# Written problem
Locate and copy each line in the data that contains the word "icon".
____ Data shown
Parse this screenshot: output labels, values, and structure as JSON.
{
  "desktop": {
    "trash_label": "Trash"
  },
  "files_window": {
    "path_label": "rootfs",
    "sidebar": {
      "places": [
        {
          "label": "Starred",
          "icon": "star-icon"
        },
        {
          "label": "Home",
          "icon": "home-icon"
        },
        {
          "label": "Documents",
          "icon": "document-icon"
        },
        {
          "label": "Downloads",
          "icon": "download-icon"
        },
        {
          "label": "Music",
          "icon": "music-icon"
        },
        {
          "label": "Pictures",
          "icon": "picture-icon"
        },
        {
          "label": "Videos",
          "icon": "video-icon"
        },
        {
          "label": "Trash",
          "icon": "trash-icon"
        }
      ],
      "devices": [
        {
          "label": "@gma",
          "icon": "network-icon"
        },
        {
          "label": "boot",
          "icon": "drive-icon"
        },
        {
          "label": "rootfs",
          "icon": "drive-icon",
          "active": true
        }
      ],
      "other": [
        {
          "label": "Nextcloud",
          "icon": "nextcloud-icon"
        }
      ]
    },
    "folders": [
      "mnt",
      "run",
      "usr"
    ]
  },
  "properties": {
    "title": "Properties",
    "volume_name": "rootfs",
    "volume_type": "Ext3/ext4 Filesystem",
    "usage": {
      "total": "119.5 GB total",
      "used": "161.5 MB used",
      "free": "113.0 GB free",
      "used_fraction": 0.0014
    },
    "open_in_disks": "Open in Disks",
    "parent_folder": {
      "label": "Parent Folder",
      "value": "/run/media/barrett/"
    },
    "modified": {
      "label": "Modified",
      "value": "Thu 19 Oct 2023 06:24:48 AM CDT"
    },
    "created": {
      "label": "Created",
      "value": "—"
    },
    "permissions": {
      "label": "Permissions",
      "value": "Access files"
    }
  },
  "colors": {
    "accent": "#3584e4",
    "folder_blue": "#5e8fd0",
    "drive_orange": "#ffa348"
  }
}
________
# Correct response
          "icon": "star-icon"
          "icon": "home-icon"
          "icon": "document-icon"
          "icon": "download-icon"
          "icon": "music-icon"
          "icon": "picture-icon"
          "icon": "video-icon"
          "icon": "trash-icon"
          "icon": "network-icon"
          "icon": "drive-icon"
          "icon": "drive-icon",
          "icon": "nextcloud-icon"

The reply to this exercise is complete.